→ TASK GOAL
A verbatim copy of the records is required, with all pictures left out.

→ RECORDED DATA
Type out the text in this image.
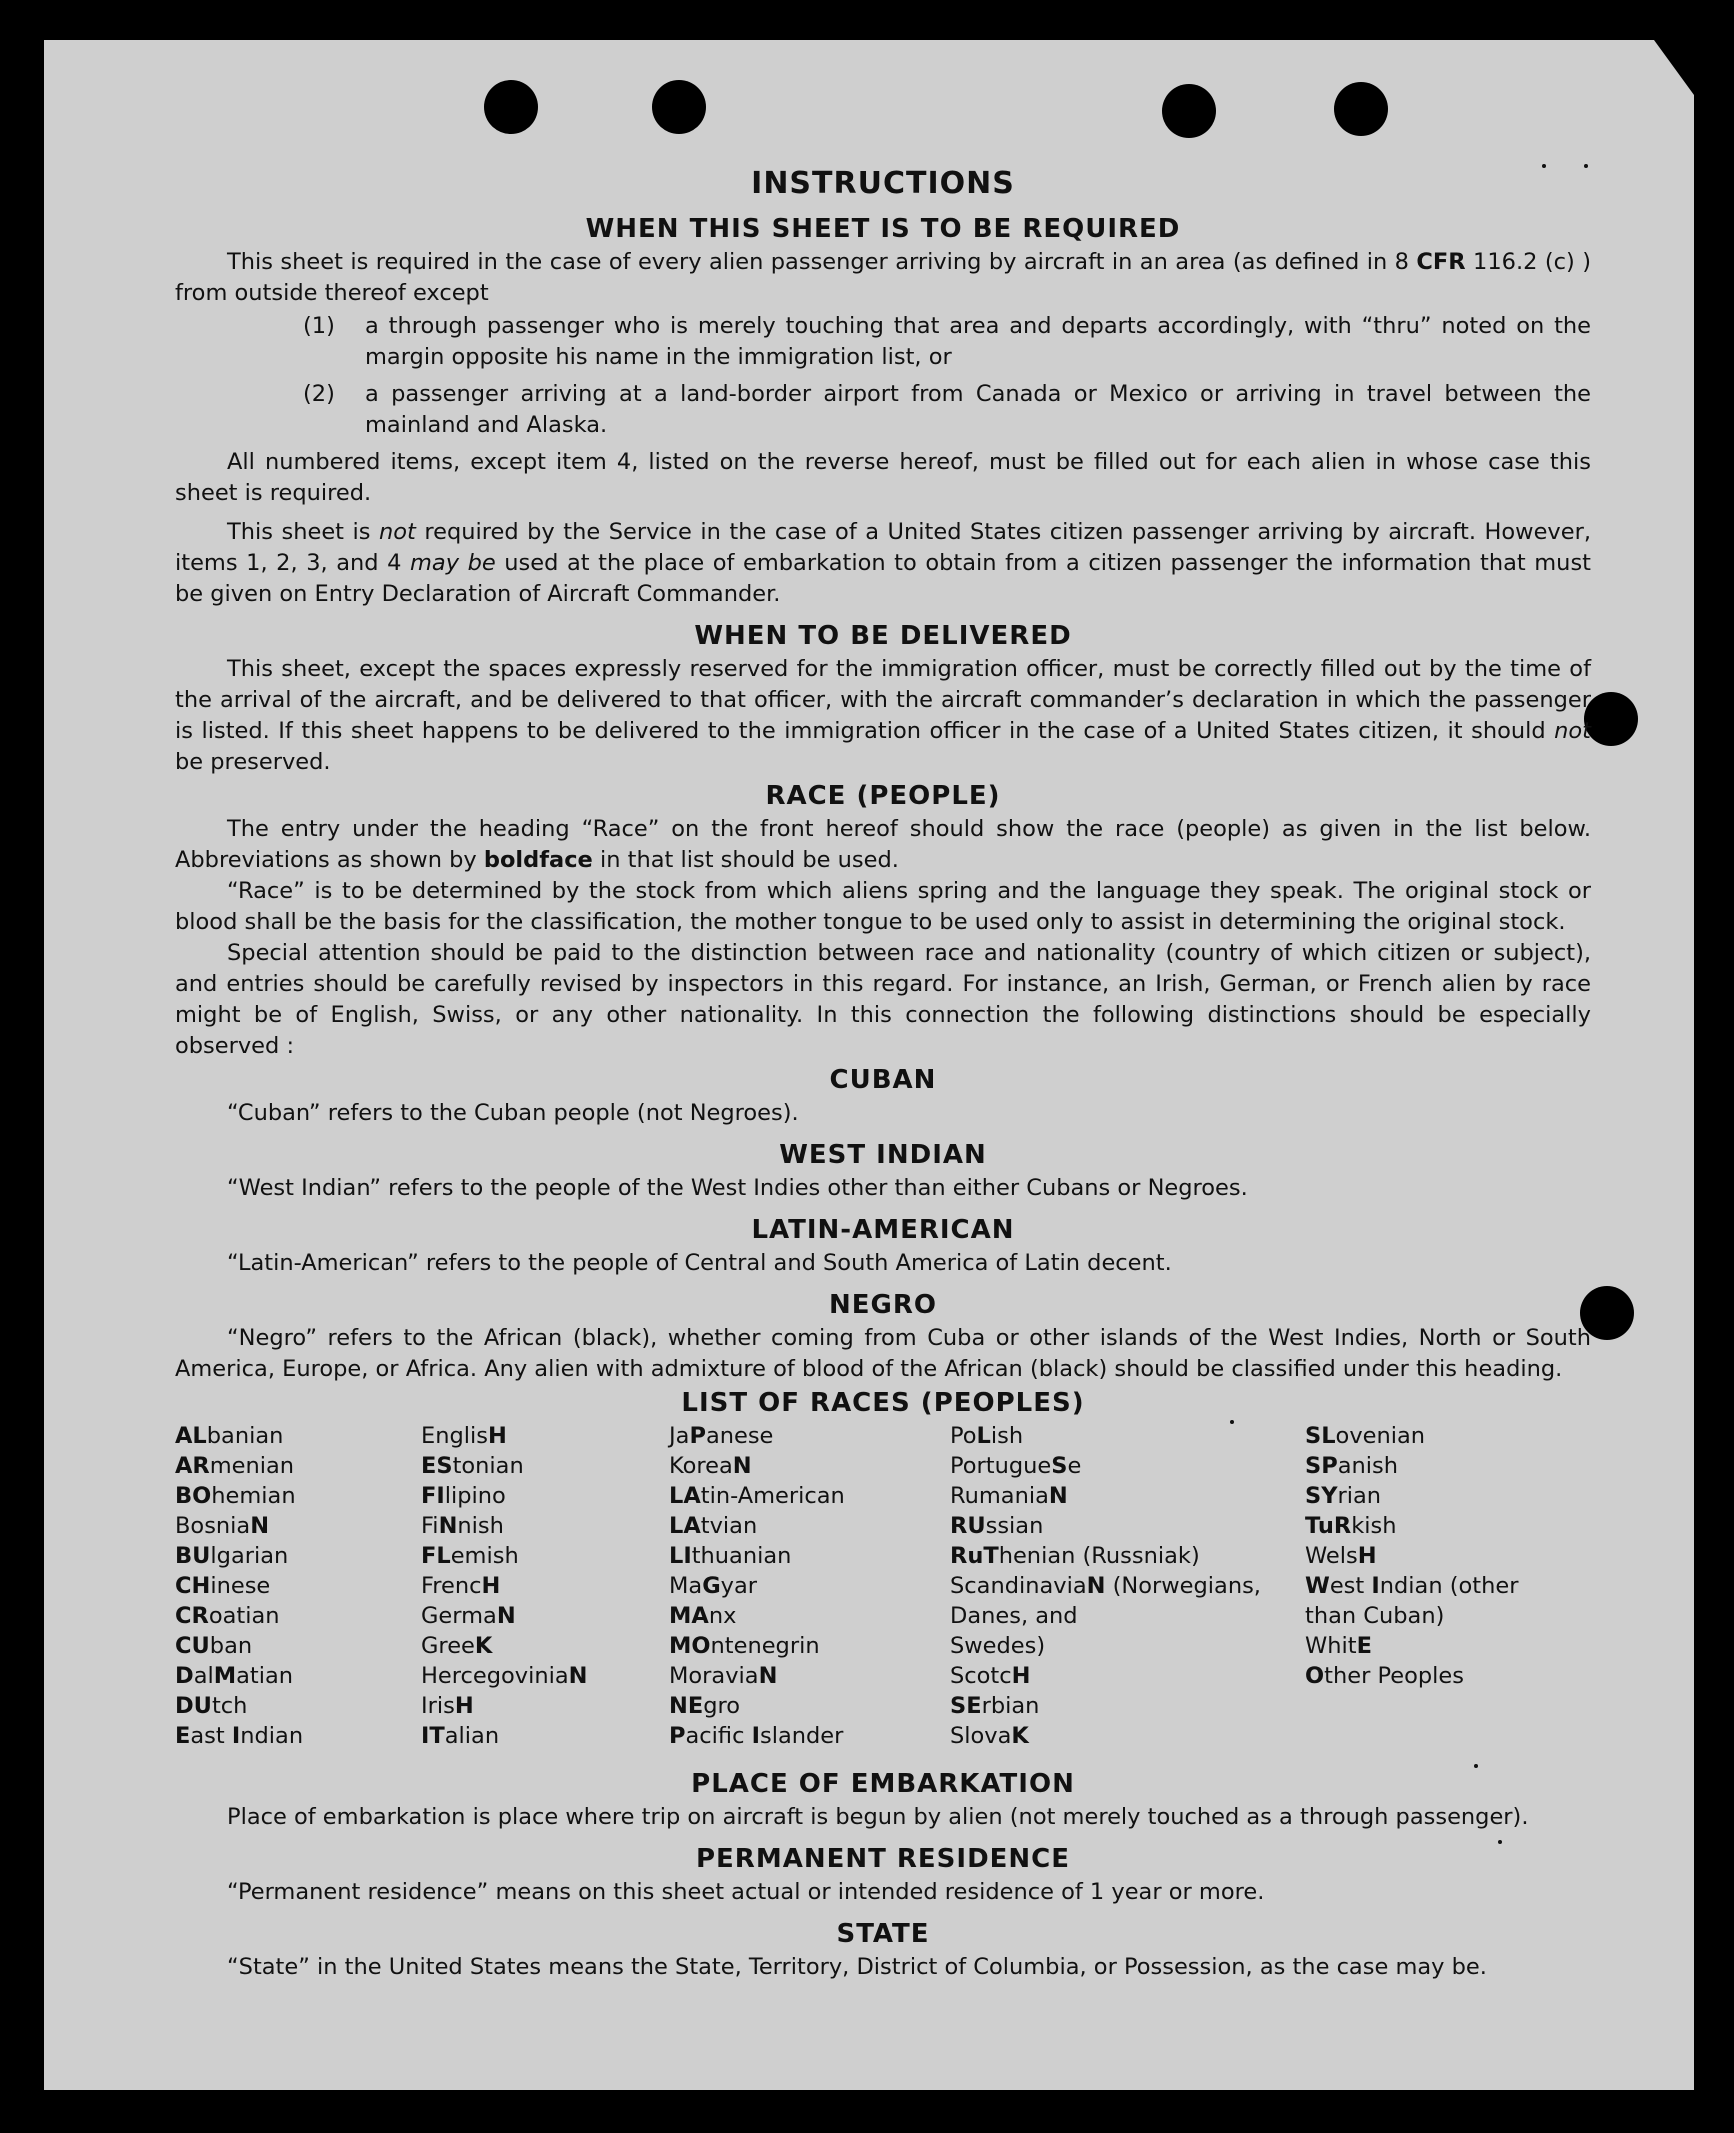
INSTRUCTIONS
WHEN THIS SHEET IS TO BE REQUIRED

This sheet is required in the case of every alien passenger arriving by aircraft in an area (as defined in 8 CFR 116.2 (c) ) from outside thereof except

(1)	a through passenger who is merely touching that area and departs accordingly, with “thru” noted on the margin opposite his name in the immigration list, or
(2)	a passenger arriving at a land-border airport from Canada or Mexico or arriving in travel between the mainland and Alaska.

All numbered items, except item 4, listed on the reverse hereof, must be filled out for each alien in whose case this sheet is required.

This sheet is not required by the Service in the case of a United States citizen passenger arriving by aircraft. However, items 1, 2, 3, and 4 may be used at the place of embarkation to obtain from a citizen passenger the information that must be given on Entry Declaration of Aircraft Commander.

WHEN TO BE DELIVERED

This sheet, except the spaces expressly reserved for the immigration officer, must be correctly filled out by the time of the arrival of the aircraft, and be delivered to that officer, with the aircraft commander’s declaration in which the passenger is listed. If this sheet happens to be delivered to the immigration officer in the case of a United States citizen, it should not be preserved.

RACE (PEOPLE)

The entry under the heading “Race” on the front hereof should show the race (people) as given in the list below. Abbreviations as shown by boldface in that list should be used.

“Race” is to be determined by the stock from which aliens spring and the language they speak. The original stock or blood shall be the basis for the classification, the mother tongue to be used only to assist in determining the original stock.

Special attention should be paid to the distinction between race and nationality (country of which citizen or subject), and entries should be carefully revised by inspectors in this regard. For instance, an Irish, German, or French alien by race might be of English, Swiss, or any other nationality. In this connection the following distinctions should be especially observed :

CUBAN

“Cuban” refers to the Cuban people (not Negroes).

WEST INDIAN

“West Indian” refers to the people of the West Indies other than either Cubans or Negroes.

LATIN-AMERICAN

“Latin-American” refers to the people of Central and South America of Latin decent.

NEGRO

“Negro” refers to the African (black), whether coming from Cuba or other islands of the West Indies, North or South America, Europe, or Africa. Any alien with admixture of blood of the African (black) should be classified under this heading.

LIST OF RACES (PEOPLES)
ALbanian
ARmenian
BOhemian
BosniaN
BUlgarian
CHinese
CRoatian
CUban
DalMatian
DUtch
East Indian
EnglisH
EStonian
FIlipino
FiNnish
FLemish
FrencH
GermaN
GreeK
HercegoviniaN
IrisH
ITalian
JaPanese
KoreaN
LAtin-American
LAtvian
LIthuanian
MaGyar
MAnx
MOntenegrin
MoraviaN
NEgro
Pacific Islander
PoLish
PortugueSe
RumaniaN
RUssian
RuThenian (Russniak)
ScandinaviaN (Norwegians,
Danes, and
Swedes)
ScotcH
SErbian
SlovaK
SLovenian
SPanish
SYrian
TuRkish
WelsH
West Indian (other
than Cuban)
WhitE
Other Peoples
PLACE OF EMBARKATION

Place of embarkation is place where trip on aircraft is begun by alien (not merely touched as a through passenger).

PERMANENT RESIDENCE

“Permanent residence” means on this sheet actual or intended residence of 1 year or more.

STATE

“State” in the United States means the State, Territory, District of Columbia, or Possession, as the case may be.
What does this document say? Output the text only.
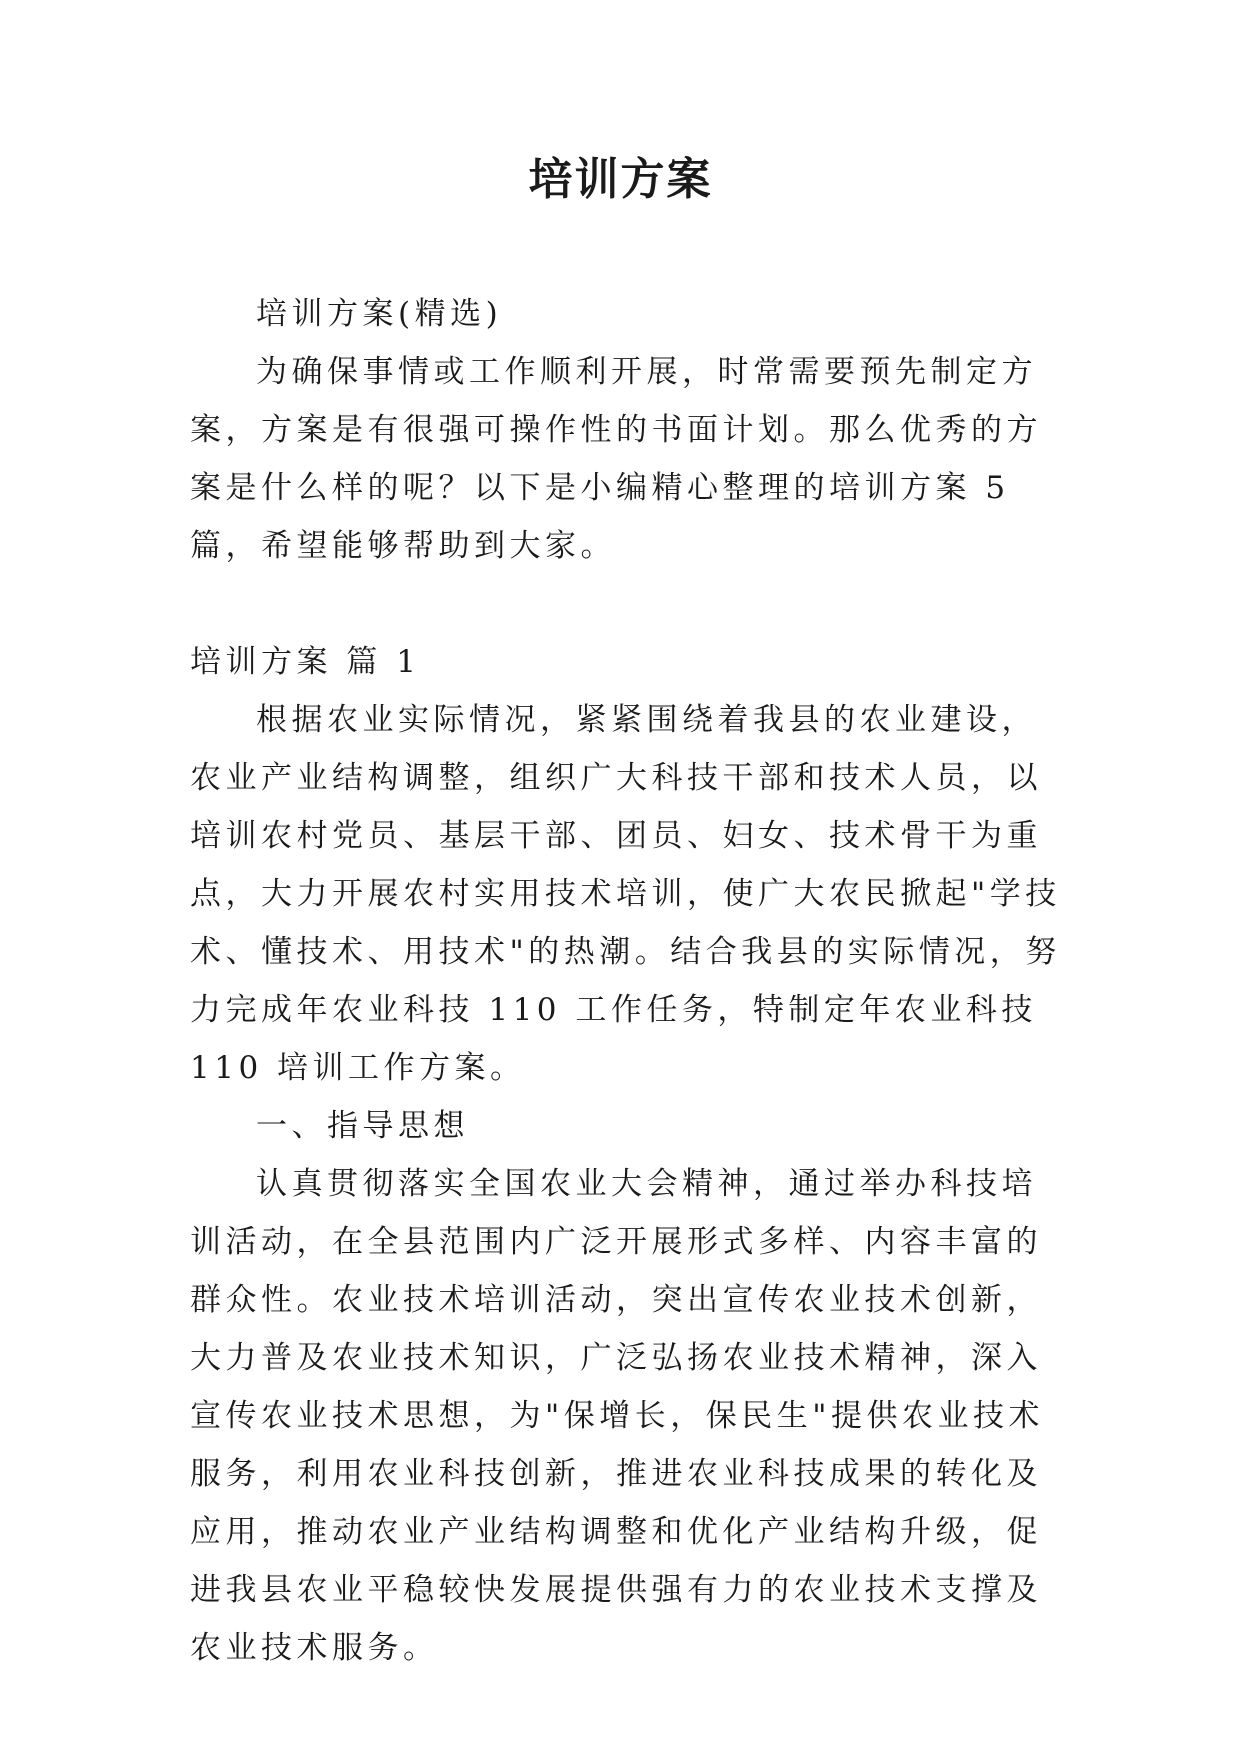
培训方案

培训方案(精选)

为确保事情或工作顺利开展，时常需要预先制定方案，方案是有很强可操作性的书面计划。那么优秀的方案是什么样的呢？以下是小编精心整理的培训方案 5 篇，希望能够帮助到大家。

培训方案 篇 1

根据农业实际情况，紧紧围绕着我县的农业建设，农业产业结构调整，组织广大科技干部和技术人员，以培训农村党员、基层干部、团员、妇女、技术骨干为重点，大力开展农村实用技术培训，使广大农民掀起"学技术、懂技术、用技术"的热潮。结合我县的实际情况，努力完成年农业科技 110 工作任务，特制定年农业科技 110 培训工作方案。

一、指导思想

认真贯彻落实全国农业大会精神，通过举办科技培训活动，在全县范围内广泛开展形式多样、内容丰富的群众性。农业技术培训活动，突出宣传农业技术创新，大力普及农业技术知识，广泛弘扬农业技术精神，深入宣传农业技术思想，为"保增长，保民生"提供农业技术服务，利用农业科技创新，推进农业科技成果的转化及应用，推动农业产业结构调整和优化产业结构升级，促进我县农业平稳较快发展提供强有力的农业技术支撑及农业技术服务。
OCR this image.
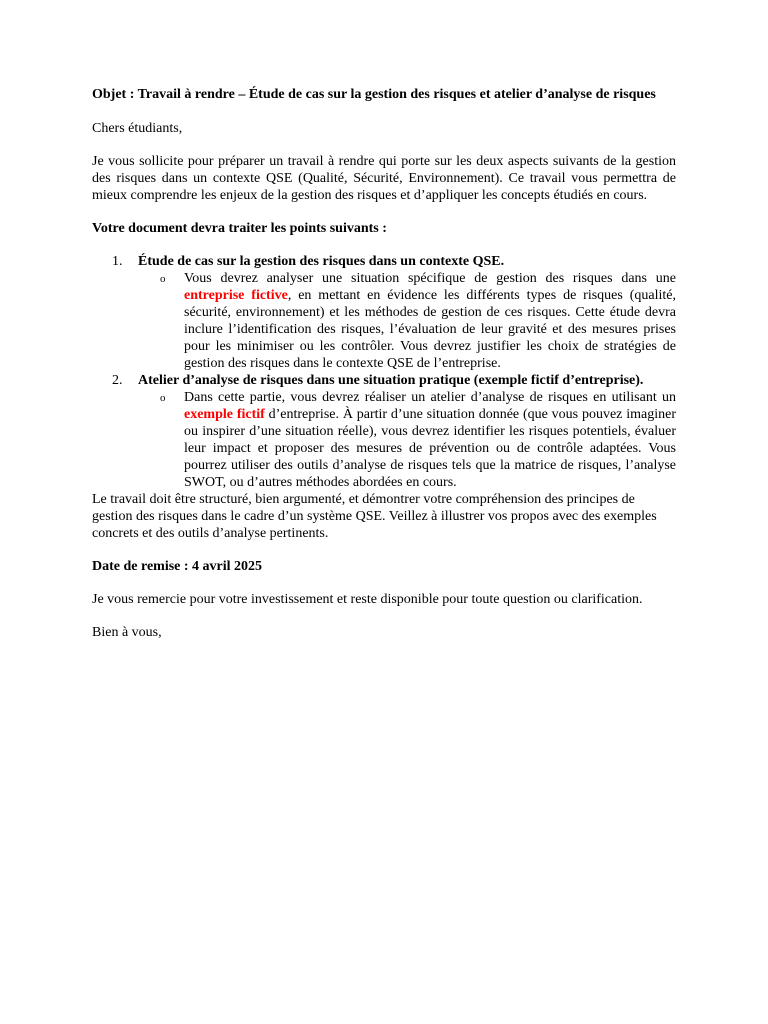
Objet : Travail à rendre – Étude de cas sur la gestion des risques et atelier d’analyse de risques

Chers étudiants,

Je vous sollicite pour préparer un travail à rendre qui porte sur les deux aspects suivants de la gestion des risques dans un contexte QSE (Qualité, Sécurité, Environnement). Ce travail vous permettra de mieux comprendre les enjeux de la gestion des risques et d’appliquer les concepts étudiés en cours.

Votre document devra traiter les points suivants :

1. Étude de cas sur la gestion des risques dans un contexte QSE.

o Vous devrez analyser une situation spécifique de gestion des risques dans une entreprise fictive, en mettant en évidence les différents types de risques (qualité, sécurité, environnement) et les méthodes de gestion de ces risques. Cette étude devra inclure l’identification des risques, l’évaluation de leur gravité et des mesures prises pour les minimiser ou les contrôler. Vous devrez justifier les choix de stratégies de gestion des risques dans le contexte QSE de l’entreprise.

2. Atelier d’analyse de risques dans une situation pratique (exemple fictif d’entreprise).

o Dans cette partie, vous devrez réaliser un atelier d’analyse de risques en utilisant un exemple fictif d’entreprise. À partir d’une situation donnée (que vous pouvez imaginer ou inspirer d’une situation réelle), vous devrez identifier les risques potentiels, évaluer leur impact et proposer des mesures de prévention ou de contrôle adaptées. Vous pourrez utiliser des outils d’analyse de risques tels que la matrice de risques, l’analyse SWOT, ou d’autres méthodes abordées en cours.

Le travail doit être structuré, bien argumenté, et démontrer votre compréhension des principes de gestion des risques dans le cadre d’un système QSE. Veillez à illustrer vos propos avec des exemples concrets et des outils d’analyse pertinents.

Date de remise : 4 avril 2025

Je vous remercie pour votre investissement et reste disponible pour toute question ou clarification.

Bien à vous,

→ RESULT FOR THIS TASK
Type out the text in this image.
INSTRUCTIONS
WHEN THIS SHEET IS TO BE REQUIRED

This sheet is required in the case of every alien passenger arriving by aircraft in an area (as defined in 8 CFR 116.2 (c) ) from outside thereof except

(1)	a through passenger who is merely touching that area and departs accordingly, with “thru” noted on the margin opposite his name in the immigration list, or
(2)	a passenger arriving at a land-border airport from Canada or Mexico or arriving in travel between the mainland and Alaska.

All numbered items, except item 4, listed on the reverse hereof, must be filled out for each alien in whose case this sheet is required.

This sheet is not required by the Service in the case of a United States citizen passenger arriving by aircraft. However, items 1, 2, 3, and 4 may be used at the place of embarkation to obtain from a citizen passenger the information that must be given on Entry Declaration of Aircraft Commander.

WHEN TO BE DELIVERED

This sheet, except the spaces expressly reserved for the immigration officer, must be correctly filled out by the time of the arrival of the aircraft, and be delivered to that officer, with the aircraft commander’s declaration in which the passenger is listed. If this sheet happens to be delivered to the immigration officer in the case of a United States citizen, it should not be preserved.

RACE (PEOPLE)

The entry under the heading “Race” on the front hereof should show the race (people) as given in the list below. Abbreviations as shown by boldface in that list should be used.

“Race” is to be determined by the stock from which aliens spring and the language they speak. The original stock or blood shall be the basis for the classification, the mother tongue to be used only to assist in determining the original stock.

Special attention should be paid to the distinction between race and nationality (country of which citizen or subject), and entries should be carefully revised by inspectors in this regard. For instance, an Irish, German, or French alien by race might be of English, Swiss, or any other nationality. In this connection the following distinctions should be especially observed :

CUBAN

“Cuban” refers to the Cuban people (not Negroes).

WEST INDIAN

“West Indian” refers to the people of the West Indies other than either Cubans or Negroes.

LATIN-AMERICAN

“Latin-American” refers to the people of Central and South America of Latin decent.

NEGRO

“Negro” refers to the African (black), whether coming from Cuba or other islands of the West Indies, North or South America, Europe, or Africa. Any alien with admixture of blood of the African (black) should be classified under this heading.

LIST OF RACES (PEOPLES)
ALbanian
ARmenian
BOhemian
BosniaN
BUlgarian
CHinese
CRoatian
CUban
DalMatian
DUtch
East Indian
EnglisH
EStonian
FIlipino
FiNnish
FLemish
FrencH
GermaN
GreeK
HercegoviniaN
IrisH
ITalian
JaPanese
KoreaN
LAtin-American
LAtvian
LIthuanian
MaGyar
MAnx
MOntenegrin
MoraviaN
NEgro
Pacific Islander
PoLish
PortugueSe
RumaniaN
RUssian
RuThenian (Russniak)
ScandinaviaN (Norwegians,
Danes, and
Swedes)
ScotcH
SErbian
SlovaK
SLovenian
SPanish
SYrian
TuRkish
WelsH
West Indian (other
than Cuban)
WhitE
Other Peoples
PLACE OF EMBARKATION

Place of embarkation is place where trip on aircraft is begun by alien (not merely touched as a through passenger).

PERMANENT RESIDENCE

“Permanent residence” means on this sheet actual or intended residence of 1 year or more.

STATE

“State” in the United States means the State, Territory, District of Columbia, or Possession, as the case may be.
What does this document say? Output the text only.
培训方案

培训方案(精选)

为确保事情或工作顺利开展，时常需要预先制定方案，方案是有很强可操作性的书面计划。那么优秀的方案是什么样的呢？以下是小编精心整理的培训方案 5 篇，希望能够帮助到大家。

培训方案 篇 1

根据农业实际情况，紧紧围绕着我县的农业建设，农业产业结构调整，组织广大科技干部和技术人员，以培训农村党员、基层干部、团员、妇女、技术骨干为重点，大力开展农村实用技术培训，使广大农民掀起"学技术、懂技术、用技术"的热潮。结合我县的实际情况，努力完成年农业科技 110 工作任务，特制定年农业科技 110 培训工作方案。

一、指导思想

认真贯彻落实全国农业大会精神，通过举办科技培训活动，在全县范围内广泛开展形式多样、内容丰富的群众性。农业技术培训活动，突出宣传农业技术创新，大力普及农业技术知识，广泛弘扬农业技术精神，深入宣传农业技术思想，为"保增长，保民生"提供农业技术服务，利用农业科技创新，推进农业科技成果的转化及应用，推动农业产业结构调整和优化产业结构升级，促进我县农业平稳较快发展提供强有力的农业技术支撑及农业技术服务。
OCR this image.
Objet : Travail à rendre – Étude de cas sur la gestion des risques et atelier d’analyse de risques

Chers étudiants,

Je vous sollicite pour préparer un travail à rendre qui porte sur les deux aspects suivants de la gestion des risques dans un contexte QSE (Qualité, Sécurité, Environnement). Ce travail vous permettra de mieux comprendre les enjeux de la gestion des risques et d’appliquer les concepts étudiés en cours.

Votre document devra traiter les points suivants :

1. Étude de cas sur la gestion des risques dans un contexte QSE.

o Vous devrez analyser une situation spécifique de gestion des risques dans une entreprise fictive, en mettant en évidence les différents types de risques (qualité, sécurité, environnement) et les méthodes de gestion de ces risques. Cette étude devra inclure l’identification des risques, l’évaluation de leur gravité et des mesures prises pour les minimiser ou les contrôler. Vous devrez justifier les choix de stratégies de gestion des risques dans le contexte QSE de l’entreprise.

2. Atelier d’analyse de risques dans une situation pratique (exemple fictif d’entreprise).

o Dans cette partie, vous devrez réaliser un atelier d’analyse de risques en utilisant un exemple fictif d’entreprise. À partir d’une situation donnée (que vous pouvez imaginer ou inspirer d’une situation réelle), vous devrez identifier les risques potentiels, évaluer leur impact et proposer des mesures de prévention ou de contrôle adaptées. Vous pourrez utiliser des outils d’analyse de risques tels que la matrice de risques, l’analyse SWOT, ou d’autres méthodes abordées en cours.

Le travail doit être structuré, bien argumenté, et démontrer votre compréhension des principes de gestion des risques dans le cadre d’un système QSE. Veillez à illustrer vos propos avec des exemples concrets et des outils d’analyse pertinents.

Date de remise : 4 avril 2025

Je vous remercie pour votre investissement et reste disponible pour toute question ou clarification.

Bien à vous,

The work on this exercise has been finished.